-- Begin INPUT MATERIAL --

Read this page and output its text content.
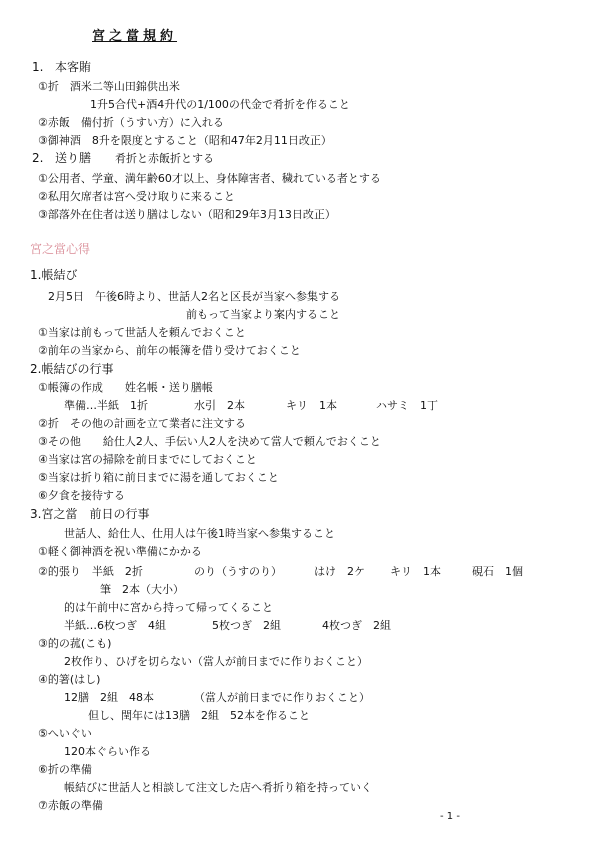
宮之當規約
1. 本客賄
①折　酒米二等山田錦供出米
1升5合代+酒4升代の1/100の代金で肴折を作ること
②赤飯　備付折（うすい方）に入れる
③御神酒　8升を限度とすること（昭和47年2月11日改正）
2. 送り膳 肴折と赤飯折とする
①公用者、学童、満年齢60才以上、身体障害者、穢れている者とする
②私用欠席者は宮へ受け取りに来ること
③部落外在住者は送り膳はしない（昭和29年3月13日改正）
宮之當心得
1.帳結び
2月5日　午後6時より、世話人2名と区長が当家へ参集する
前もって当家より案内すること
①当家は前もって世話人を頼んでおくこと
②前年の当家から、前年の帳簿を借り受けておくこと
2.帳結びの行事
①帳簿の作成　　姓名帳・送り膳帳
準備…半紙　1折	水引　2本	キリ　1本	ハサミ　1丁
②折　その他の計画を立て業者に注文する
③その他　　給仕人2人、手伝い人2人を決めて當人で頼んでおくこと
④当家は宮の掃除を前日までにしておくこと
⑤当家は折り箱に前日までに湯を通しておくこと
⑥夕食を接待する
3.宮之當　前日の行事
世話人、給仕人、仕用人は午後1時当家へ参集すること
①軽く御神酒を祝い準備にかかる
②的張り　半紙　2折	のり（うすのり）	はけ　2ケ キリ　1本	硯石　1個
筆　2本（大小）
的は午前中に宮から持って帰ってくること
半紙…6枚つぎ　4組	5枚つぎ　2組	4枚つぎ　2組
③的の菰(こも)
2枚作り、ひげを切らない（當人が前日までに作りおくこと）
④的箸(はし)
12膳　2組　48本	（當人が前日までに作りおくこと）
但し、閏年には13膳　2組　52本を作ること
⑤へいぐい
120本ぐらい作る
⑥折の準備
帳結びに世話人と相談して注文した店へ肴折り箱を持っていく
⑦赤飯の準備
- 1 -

-- End INPUT MATERIAL --
-- Begin INPUT MATERIAL --

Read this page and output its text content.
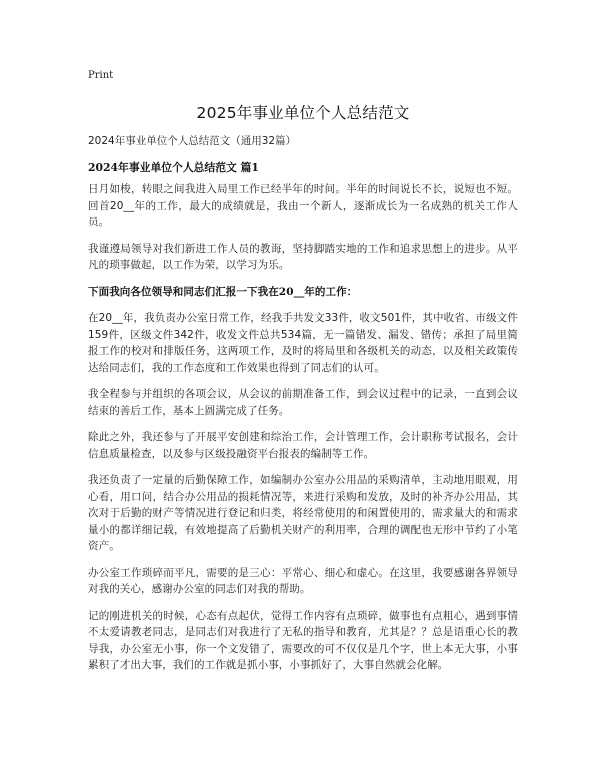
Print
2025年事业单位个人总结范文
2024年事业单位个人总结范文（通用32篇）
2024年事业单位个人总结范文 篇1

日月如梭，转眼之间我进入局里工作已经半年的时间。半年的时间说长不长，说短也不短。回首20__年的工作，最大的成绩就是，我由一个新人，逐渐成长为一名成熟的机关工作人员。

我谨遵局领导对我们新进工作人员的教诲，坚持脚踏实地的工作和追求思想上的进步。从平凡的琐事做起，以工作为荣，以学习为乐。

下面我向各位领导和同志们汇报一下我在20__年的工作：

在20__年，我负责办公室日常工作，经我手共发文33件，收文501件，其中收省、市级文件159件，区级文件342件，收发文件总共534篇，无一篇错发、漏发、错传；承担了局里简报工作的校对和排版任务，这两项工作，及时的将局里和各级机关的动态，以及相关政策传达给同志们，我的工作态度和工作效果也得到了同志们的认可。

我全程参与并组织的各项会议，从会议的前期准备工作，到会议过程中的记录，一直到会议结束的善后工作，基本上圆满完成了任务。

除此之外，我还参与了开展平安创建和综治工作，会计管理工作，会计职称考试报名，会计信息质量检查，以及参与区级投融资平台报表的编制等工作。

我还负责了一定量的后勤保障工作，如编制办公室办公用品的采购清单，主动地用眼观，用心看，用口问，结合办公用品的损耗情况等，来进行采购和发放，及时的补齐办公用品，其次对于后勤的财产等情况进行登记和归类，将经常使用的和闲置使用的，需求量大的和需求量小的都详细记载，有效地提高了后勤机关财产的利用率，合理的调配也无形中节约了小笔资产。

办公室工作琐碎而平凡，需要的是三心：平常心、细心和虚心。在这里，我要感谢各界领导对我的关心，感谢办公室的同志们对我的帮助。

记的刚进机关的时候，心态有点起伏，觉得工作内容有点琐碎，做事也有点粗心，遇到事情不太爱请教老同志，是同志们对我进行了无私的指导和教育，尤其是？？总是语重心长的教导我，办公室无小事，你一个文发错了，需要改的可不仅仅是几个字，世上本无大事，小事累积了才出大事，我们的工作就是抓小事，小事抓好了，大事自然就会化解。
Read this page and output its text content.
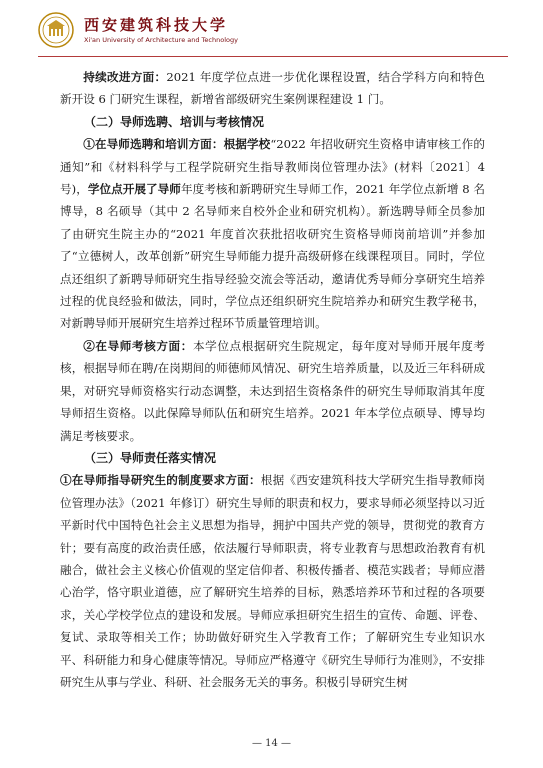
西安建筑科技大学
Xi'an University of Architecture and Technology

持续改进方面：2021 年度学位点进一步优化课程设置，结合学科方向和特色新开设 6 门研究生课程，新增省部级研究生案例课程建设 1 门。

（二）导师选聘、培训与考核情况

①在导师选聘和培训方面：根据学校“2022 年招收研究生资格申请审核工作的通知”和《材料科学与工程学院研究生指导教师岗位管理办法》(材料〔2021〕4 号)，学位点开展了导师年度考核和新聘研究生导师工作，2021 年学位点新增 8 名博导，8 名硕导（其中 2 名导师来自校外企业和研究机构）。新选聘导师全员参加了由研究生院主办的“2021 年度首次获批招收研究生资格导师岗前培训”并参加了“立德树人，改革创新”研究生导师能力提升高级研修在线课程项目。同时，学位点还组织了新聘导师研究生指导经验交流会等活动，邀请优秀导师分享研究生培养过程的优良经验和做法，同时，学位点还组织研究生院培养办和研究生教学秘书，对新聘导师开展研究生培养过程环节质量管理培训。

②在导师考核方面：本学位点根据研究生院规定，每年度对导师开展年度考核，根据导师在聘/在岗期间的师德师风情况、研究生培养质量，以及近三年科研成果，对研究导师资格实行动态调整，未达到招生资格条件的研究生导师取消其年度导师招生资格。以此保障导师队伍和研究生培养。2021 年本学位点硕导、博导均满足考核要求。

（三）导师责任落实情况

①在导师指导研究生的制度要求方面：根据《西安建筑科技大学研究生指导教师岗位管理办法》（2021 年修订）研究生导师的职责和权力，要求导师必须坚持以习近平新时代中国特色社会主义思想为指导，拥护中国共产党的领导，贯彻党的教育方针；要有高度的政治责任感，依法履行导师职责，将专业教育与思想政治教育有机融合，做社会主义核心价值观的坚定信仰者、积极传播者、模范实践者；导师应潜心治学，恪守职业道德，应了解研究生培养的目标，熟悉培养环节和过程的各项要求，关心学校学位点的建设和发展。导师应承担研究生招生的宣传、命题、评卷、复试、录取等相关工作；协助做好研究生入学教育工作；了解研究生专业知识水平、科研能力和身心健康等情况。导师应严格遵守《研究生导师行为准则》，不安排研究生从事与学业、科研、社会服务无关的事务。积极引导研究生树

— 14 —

-- End INPUT MATERIAL --
-- Begin INPUT MATERIAL --

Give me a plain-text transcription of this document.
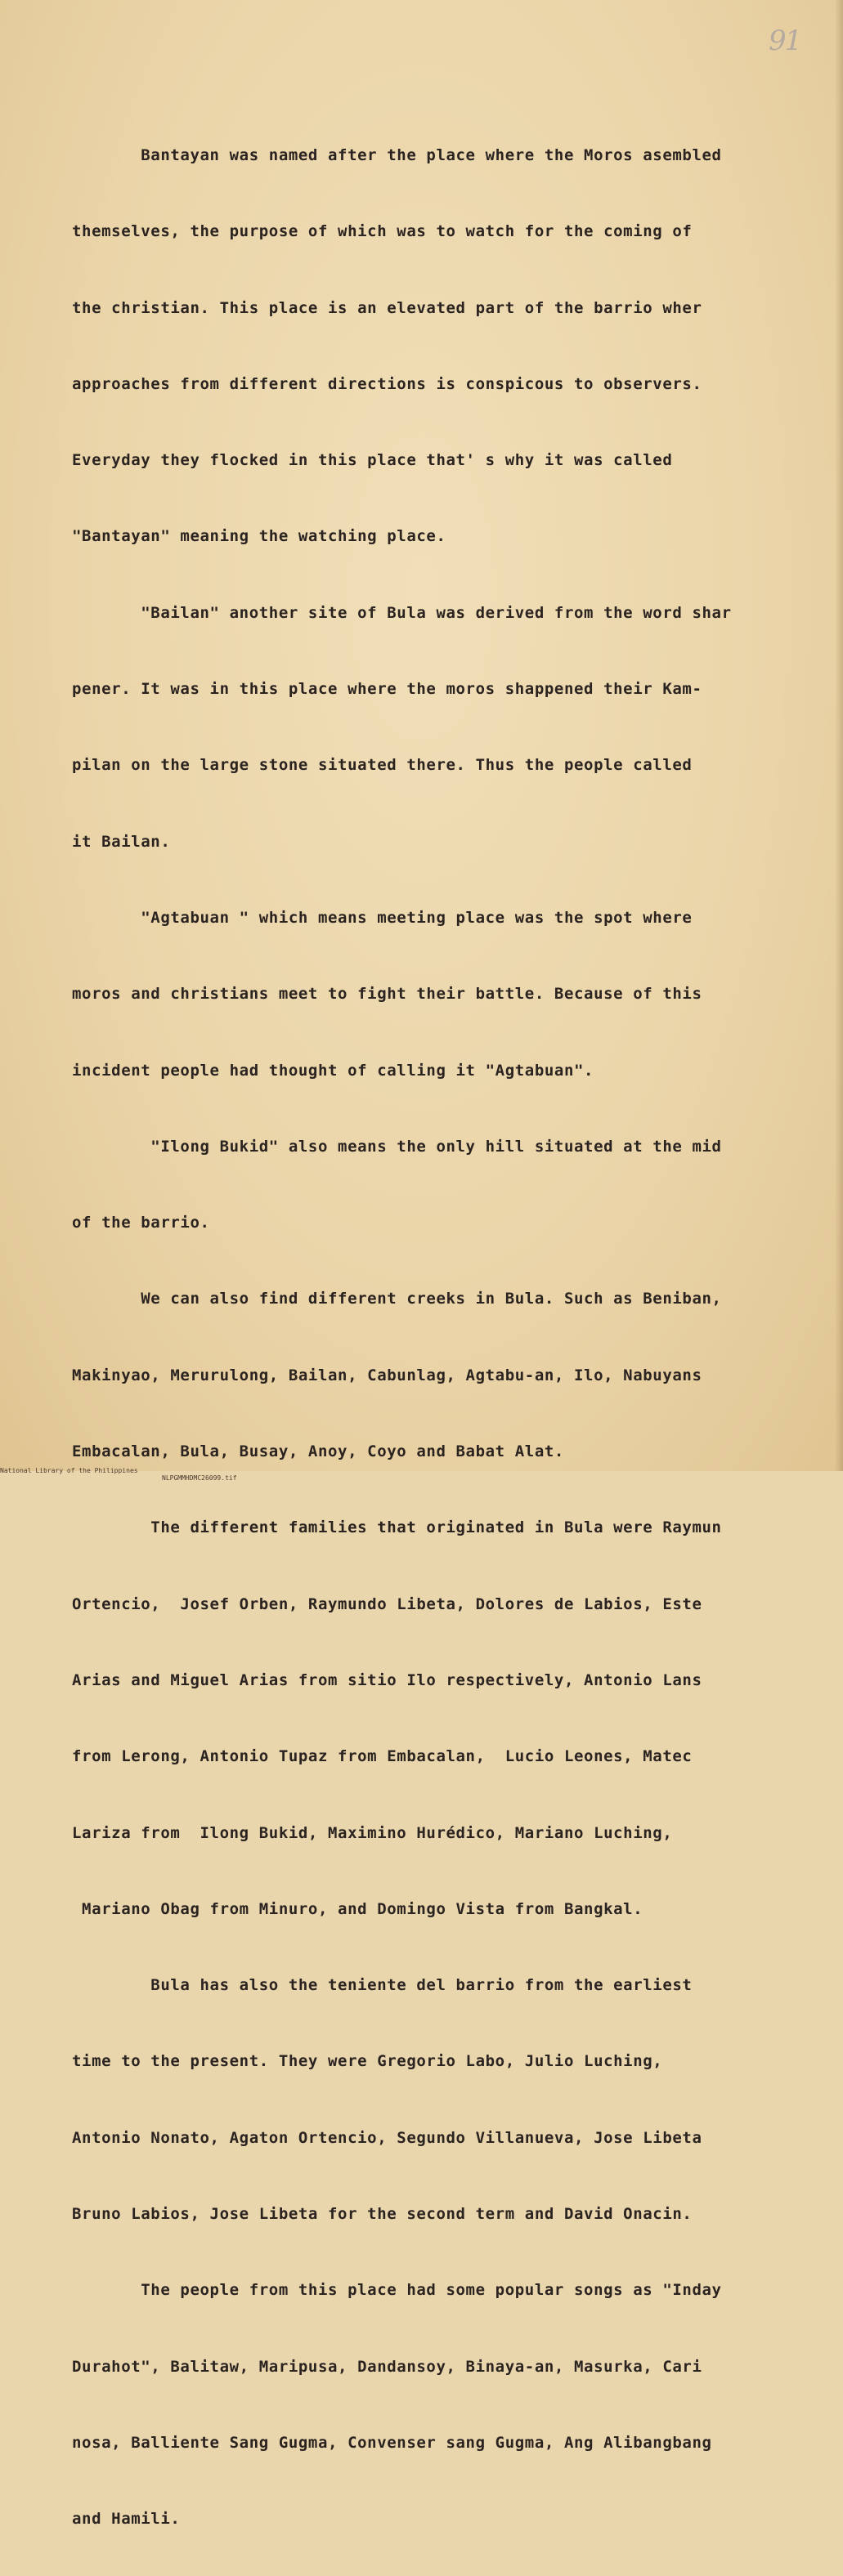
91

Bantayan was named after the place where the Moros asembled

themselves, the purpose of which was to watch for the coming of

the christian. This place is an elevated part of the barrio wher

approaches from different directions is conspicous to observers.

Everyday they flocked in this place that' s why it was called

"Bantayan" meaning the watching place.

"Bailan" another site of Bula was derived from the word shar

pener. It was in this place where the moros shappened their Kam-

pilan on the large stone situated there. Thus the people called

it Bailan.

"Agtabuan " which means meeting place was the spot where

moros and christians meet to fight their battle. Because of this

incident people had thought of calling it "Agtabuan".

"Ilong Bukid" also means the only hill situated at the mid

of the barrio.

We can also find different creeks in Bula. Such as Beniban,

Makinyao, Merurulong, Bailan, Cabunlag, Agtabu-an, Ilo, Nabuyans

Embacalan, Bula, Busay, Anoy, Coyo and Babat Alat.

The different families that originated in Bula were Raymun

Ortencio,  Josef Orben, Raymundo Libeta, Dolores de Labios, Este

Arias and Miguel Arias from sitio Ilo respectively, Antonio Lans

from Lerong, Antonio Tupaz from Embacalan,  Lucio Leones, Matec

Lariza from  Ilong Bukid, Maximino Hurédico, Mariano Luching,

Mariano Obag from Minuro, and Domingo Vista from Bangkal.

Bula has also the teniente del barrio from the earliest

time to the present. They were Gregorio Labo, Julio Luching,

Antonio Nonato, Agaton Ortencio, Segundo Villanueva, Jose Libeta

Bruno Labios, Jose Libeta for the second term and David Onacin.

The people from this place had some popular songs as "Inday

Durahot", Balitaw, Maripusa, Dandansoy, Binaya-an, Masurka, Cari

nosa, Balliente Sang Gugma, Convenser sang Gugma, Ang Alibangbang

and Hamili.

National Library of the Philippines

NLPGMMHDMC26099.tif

-- End INPUT MATERIAL --

## CHALLENGE
From the records given above, copy all lines containing "their".

## THE REPLY
pener. It was in this place where the moros shappened their Kam-
moros and christians meet to fight their battle. Because of this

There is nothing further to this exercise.